Dataset records on visual material:

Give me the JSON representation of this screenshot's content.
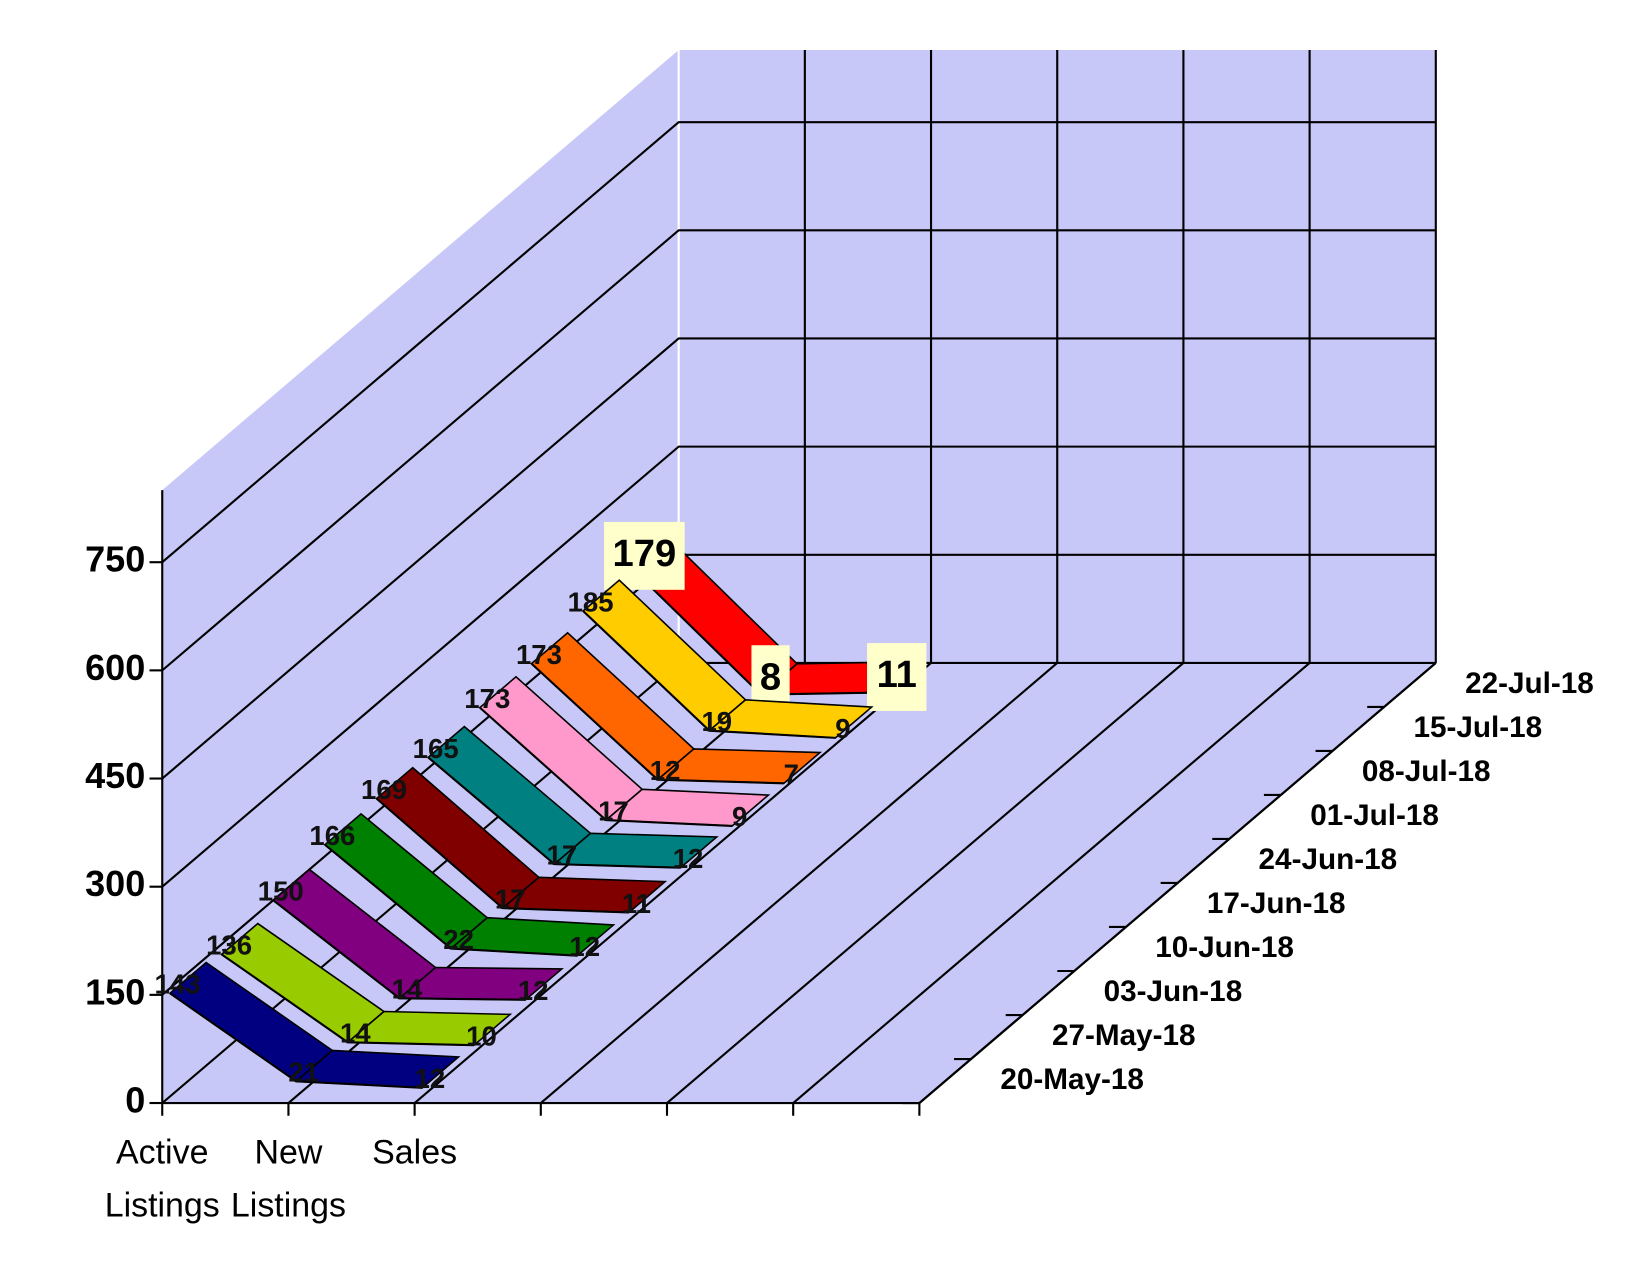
{
  "chart_data": {
    "type": "line3d",
    "categories": [
      "Active Listings",
      "New Listings",
      "Sales"
    ],
    "series": [
      {
        "name": "20-May-18",
        "color": "#000080",
        "values": [
          143,
          21,
          12
        ]
      },
      {
        "name": "27-May-18",
        "color": "#99cc00",
        "values": [
          136,
          14,
          10
        ]
      },
      {
        "name": "03-Jun-18",
        "color": "#800080",
        "values": [
          150,
          14,
          12
        ]
      },
      {
        "name": "10-Jun-18",
        "color": "#008000",
        "values": [
          166,
          22,
          12
        ]
      },
      {
        "name": "17-Jun-18",
        "color": "#800000",
        "values": [
          169,
          17,
          11
        ]
      },
      {
        "name": "24-Jun-18",
        "color": "#008080",
        "values": [
          165,
          17,
          12
        ]
      },
      {
        "name": "01-Jul-18",
        "color": "#ff99cc",
        "values": [
          173,
          17,
          9
        ]
      },
      {
        "name": "08-Jul-18",
        "color": "#ff6600",
        "values": [
          173,
          12,
          7
        ]
      },
      {
        "name": "15-Jul-18",
        "color": "#ffcc00",
        "values": [
          185,
          19,
          9
        ]
      },
      {
        "name": "22-Jul-18",
        "color": "#ff0000",
        "values": [
          179,
          8,
          11
        ]
      }
    ],
    "ylim": [
      0,
      850
    ],
    "yticks": [
      0,
      150,
      300,
      450,
      600,
      750
    ],
    "grid": true,
    "wall_color": "#c8c8f8"
  }
}
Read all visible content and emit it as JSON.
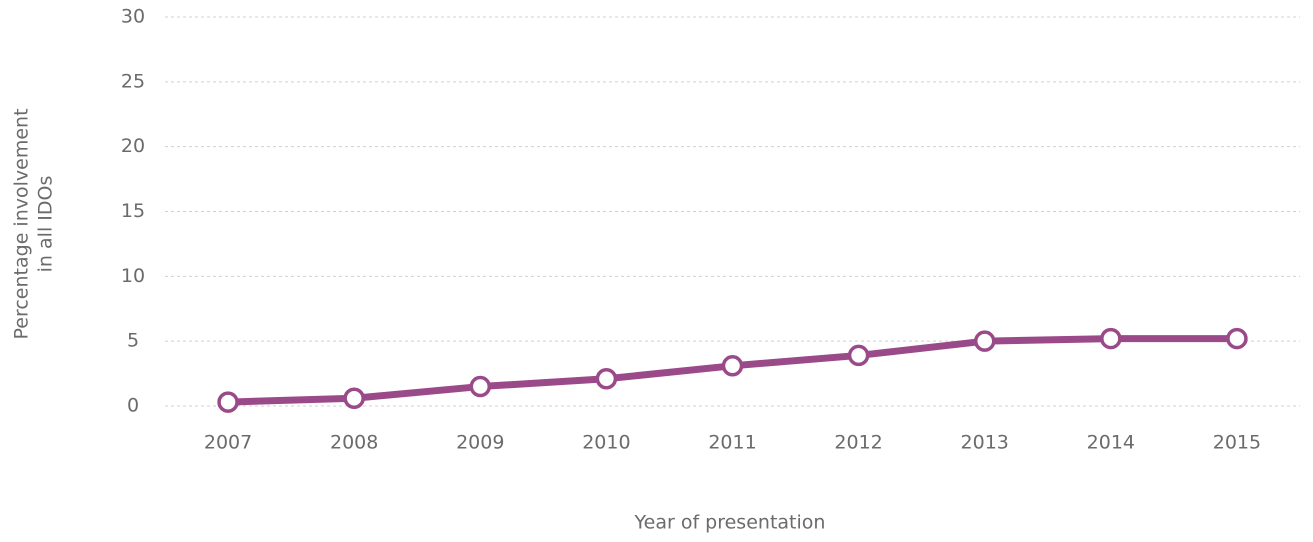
{
  "chart_data": {
    "type": "line",
    "x_label": "Year of presentation",
    "y_label": [
      "Percentage involvement",
      "in all IDOs"
    ],
    "categories": [
      "2007",
      "2008",
      "2009",
      "2010",
      "2011",
      "2012",
      "2013",
      "2014",
      "2015"
    ],
    "series": [
      {
        "name": "Percentage involvement in all IDOs",
        "color": "#9b4a89",
        "values": [
          0.3,
          0.6,
          1.5,
          2.1,
          3.1,
          3.9,
          5.0,
          5.2,
          5.2
        ]
      }
    ],
    "ylim": [
      0,
      30
    ],
    "yticks": [
      0,
      5,
      10,
      15,
      20,
      25,
      30
    ],
    "grid": true
  }
}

Objective:
Copy out all lines that carry the word "involvement".

Answer below:
      "Percentage involvement",
        "name": "Percentage involvement in all IDOs",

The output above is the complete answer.